» EXERCISE OBJECTIVE: Reproduce each of the items below line for line, leaving out the pictures.

+++++

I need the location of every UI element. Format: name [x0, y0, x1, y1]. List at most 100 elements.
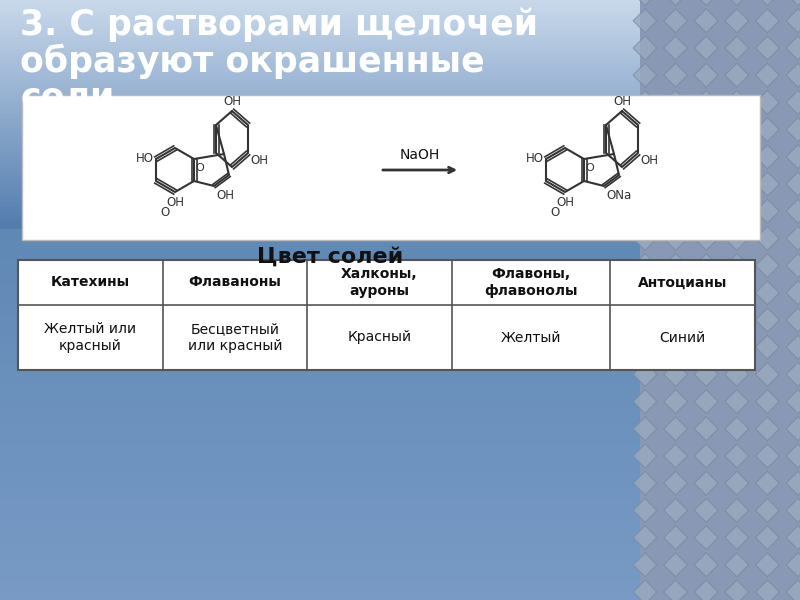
- Bar: [0, 133, 640, 138]
- Bar: [0, 469, 640, 476]
- Polygon shape: [633, 118, 657, 142]
- Bar: [0, 194, 640, 199]
- Bar: [0, 18, 640, 23]
- Bar: [18, 260, 755, 370]
- Polygon shape: [725, 472, 749, 495]
- Polygon shape: [633, 172, 657, 196]
- Bar: [0, 593, 640, 600]
- Polygon shape: [786, 335, 800, 359]
- Polygon shape: [694, 226, 718, 250]
- Bar: [0, 45, 640, 50]
- Bar: [0, 14, 640, 19]
- Polygon shape: [755, 526, 779, 550]
- Polygon shape: [755, 335, 779, 359]
- Bar: [0, 525, 640, 532]
- Bar: [0, 118, 640, 122]
- Polygon shape: [725, 417, 749, 440]
- Polygon shape: [694, 172, 718, 196]
- Bar: [0, 0, 640, 4]
- Bar: [0, 137, 640, 142]
- Polygon shape: [755, 362, 779, 386]
- Polygon shape: [786, 254, 800, 277]
- Polygon shape: [725, 36, 749, 60]
- Polygon shape: [786, 172, 800, 196]
- Polygon shape: [694, 580, 718, 600]
- Polygon shape: [786, 9, 800, 32]
- Polygon shape: [633, 199, 657, 223]
- Bar: [0, 284, 640, 292]
- Bar: [0, 401, 640, 409]
- Polygon shape: [694, 91, 718, 114]
- Bar: [0, 221, 640, 226]
- Bar: [0, 371, 640, 378]
- Bar: [0, 64, 640, 69]
- Bar: [0, 531, 640, 538]
- Polygon shape: [786, 118, 800, 142]
- Polygon shape: [694, 145, 718, 169]
- Polygon shape: [664, 444, 687, 468]
- Bar: [0, 191, 640, 196]
- Polygon shape: [694, 526, 718, 550]
- Bar: [0, 175, 640, 180]
- Polygon shape: [694, 254, 718, 277]
- Polygon shape: [633, 444, 657, 468]
- Bar: [0, 420, 640, 427]
- Polygon shape: [755, 145, 779, 169]
- Polygon shape: [694, 9, 718, 32]
- Polygon shape: [664, 335, 687, 359]
- Polygon shape: [755, 553, 779, 577]
- Polygon shape: [786, 362, 800, 386]
- Bar: [0, 395, 640, 403]
- Polygon shape: [633, 553, 657, 577]
- Polygon shape: [725, 281, 749, 305]
- Bar: [0, 476, 640, 483]
- Polygon shape: [786, 226, 800, 250]
- Bar: [22, 95, 760, 240]
- Polygon shape: [664, 145, 687, 169]
- Polygon shape: [786, 63, 800, 87]
- Text: NaOH: NaOH: [400, 148, 440, 162]
- Bar: [0, 210, 640, 215]
- Text: HO: HO: [136, 152, 154, 166]
- Text: Флаваноны: Флаваноны: [188, 275, 282, 289]
- Polygon shape: [725, 0, 749, 5]
- Polygon shape: [786, 91, 800, 114]
- Polygon shape: [694, 308, 718, 332]
- Polygon shape: [755, 390, 779, 413]
- Bar: [0, 408, 640, 415]
- Bar: [0, 172, 640, 176]
- Polygon shape: [786, 281, 800, 305]
- Text: Синий: Синий: [660, 331, 706, 344]
- Polygon shape: [694, 281, 718, 305]
- Polygon shape: [664, 172, 687, 196]
- Polygon shape: [694, 472, 718, 495]
- Polygon shape: [633, 472, 657, 495]
- Polygon shape: [633, 145, 657, 169]
- Polygon shape: [633, 9, 657, 32]
- Bar: [0, 122, 640, 127]
- Polygon shape: [786, 580, 800, 600]
- Polygon shape: [664, 0, 687, 5]
- Bar: [0, 79, 640, 85]
- Polygon shape: [633, 36, 657, 60]
- Polygon shape: [633, 526, 657, 550]
- Polygon shape: [725, 118, 749, 142]
- Text: O: O: [160, 206, 170, 219]
- Polygon shape: [786, 472, 800, 495]
- Bar: [0, 260, 640, 267]
- Bar: [0, 482, 640, 489]
- Bar: [0, 235, 640, 242]
- Polygon shape: [725, 63, 749, 87]
- Bar: [0, 49, 640, 53]
- Bar: [0, 278, 640, 286]
- Bar: [0, 303, 640, 310]
- Polygon shape: [633, 281, 657, 305]
- Text: 3. С растворами щелочей: 3. С растворами щелочей: [20, 8, 538, 43]
- Polygon shape: [786, 145, 800, 169]
- Bar: [0, 130, 640, 134]
- Polygon shape: [664, 199, 687, 223]
- Bar: [0, 187, 640, 191]
- Bar: [0, 10, 640, 16]
- Bar: [0, 494, 640, 502]
- Bar: [0, 297, 640, 304]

+++++

» THE OUTPUT:
I need the location of every UI element. Format: name [x0, y0, x1, y1]. List at most 100 elements.
- Bar: [0, 133, 640, 138]
- Bar: [0, 469, 640, 476]
- Polygon shape: [633, 118, 657, 142]
- Bar: [0, 194, 640, 199]
- Bar: [0, 18, 640, 23]
- Bar: [18, 260, 755, 370]
- Polygon shape: [725, 472, 749, 495]
- Polygon shape: [633, 172, 657, 196]
- Bar: [0, 593, 640, 600]
- Polygon shape: [786, 335, 800, 359]
- Polygon shape: [694, 226, 718, 250]
- Bar: [0, 45, 640, 50]
- Bar: [0, 14, 640, 19]
- Polygon shape: [755, 526, 779, 550]
- Polygon shape: [755, 335, 779, 359]
- Bar: [0, 525, 640, 532]
- Bar: [0, 118, 640, 122]
- Polygon shape: [725, 417, 749, 440]
- Polygon shape: [694, 172, 718, 196]
- Bar: [0, 0, 640, 4]
- Bar: [0, 137, 640, 142]
- Polygon shape: [755, 362, 779, 386]
- Polygon shape: [786, 254, 800, 277]
- Polygon shape: [725, 36, 749, 60]
- Polygon shape: [786, 172, 800, 196]
- Polygon shape: [694, 580, 718, 600]
- Polygon shape: [786, 9, 800, 32]
- Polygon shape: [633, 199, 657, 223]
- Bar: [0, 284, 640, 292]
- Bar: [0, 401, 640, 409]
- Polygon shape: [694, 91, 718, 114]
- Bar: [0, 221, 640, 226]
- Bar: [0, 371, 640, 378]
- Bar: [0, 64, 640, 69]
- Bar: [0, 531, 640, 538]
- Polygon shape: [786, 118, 800, 142]
- Polygon shape: [694, 145, 718, 169]
- Polygon shape: [664, 444, 687, 468]
- Bar: [0, 191, 640, 196]
- Polygon shape: [694, 526, 718, 550]
- Bar: [0, 175, 640, 180]
- Polygon shape: [694, 254, 718, 277]
- Polygon shape: [633, 444, 657, 468]
- Bar: [0, 420, 640, 427]
- Polygon shape: [755, 145, 779, 169]
- Polygon shape: [694, 9, 718, 32]
- Polygon shape: [664, 335, 687, 359]
- Polygon shape: [755, 553, 779, 577]
- Polygon shape: [786, 362, 800, 386]
- Bar: [0, 395, 640, 403]
- Polygon shape: [633, 553, 657, 577]
- Polygon shape: [725, 281, 749, 305]
- Bar: [0, 476, 640, 483]
- Polygon shape: [786, 226, 800, 250]
- Bar: [22, 95, 760, 240]
- Polygon shape: [664, 145, 687, 169]
- Polygon shape: [786, 63, 800, 87]
- Text: NaOH: NaOH: [400, 148, 440, 162]
- Bar: [0, 210, 640, 215]
- Text: HO: HO: [136, 152, 154, 166]
- Text: Флаваноны: Флаваноны: [188, 275, 282, 289]
- Polygon shape: [725, 0, 749, 5]
- Polygon shape: [786, 91, 800, 114]
- Polygon shape: [694, 308, 718, 332]
- Polygon shape: [755, 390, 779, 413]
- Bar: [0, 408, 640, 415]
- Bar: [0, 172, 640, 176]
- Polygon shape: [786, 281, 800, 305]
- Text: Синий: Синий: [660, 331, 706, 344]
- Polygon shape: [694, 281, 718, 305]
- Polygon shape: [664, 172, 687, 196]
- Polygon shape: [694, 472, 718, 495]
- Polygon shape: [633, 472, 657, 495]
- Polygon shape: [633, 145, 657, 169]
- Polygon shape: [633, 9, 657, 32]
- Bar: [0, 122, 640, 127]
- Polygon shape: [786, 580, 800, 600]
- Polygon shape: [664, 0, 687, 5]
- Bar: [0, 79, 640, 85]
- Polygon shape: [633, 36, 657, 60]
- Polygon shape: [633, 526, 657, 550]
- Polygon shape: [725, 118, 749, 142]
- Text: O: O: [160, 206, 170, 219]
- Polygon shape: [786, 472, 800, 495]
- Bar: [0, 260, 640, 267]
- Bar: [0, 482, 640, 489]
- Bar: [0, 235, 640, 242]
- Polygon shape: [725, 63, 749, 87]
- Bar: [0, 49, 640, 53]
- Bar: [0, 278, 640, 286]
- Bar: [0, 303, 640, 310]
- Polygon shape: [633, 281, 657, 305]
- Text: 3. С растворами щелочей: 3. С растворами щелочей: [20, 8, 538, 43]
- Polygon shape: [786, 145, 800, 169]
- Bar: [0, 130, 640, 134]
- Polygon shape: [664, 199, 687, 223]
- Bar: [0, 187, 640, 191]
- Bar: [0, 10, 640, 16]
- Bar: [0, 494, 640, 502]
- Bar: [0, 297, 640, 304]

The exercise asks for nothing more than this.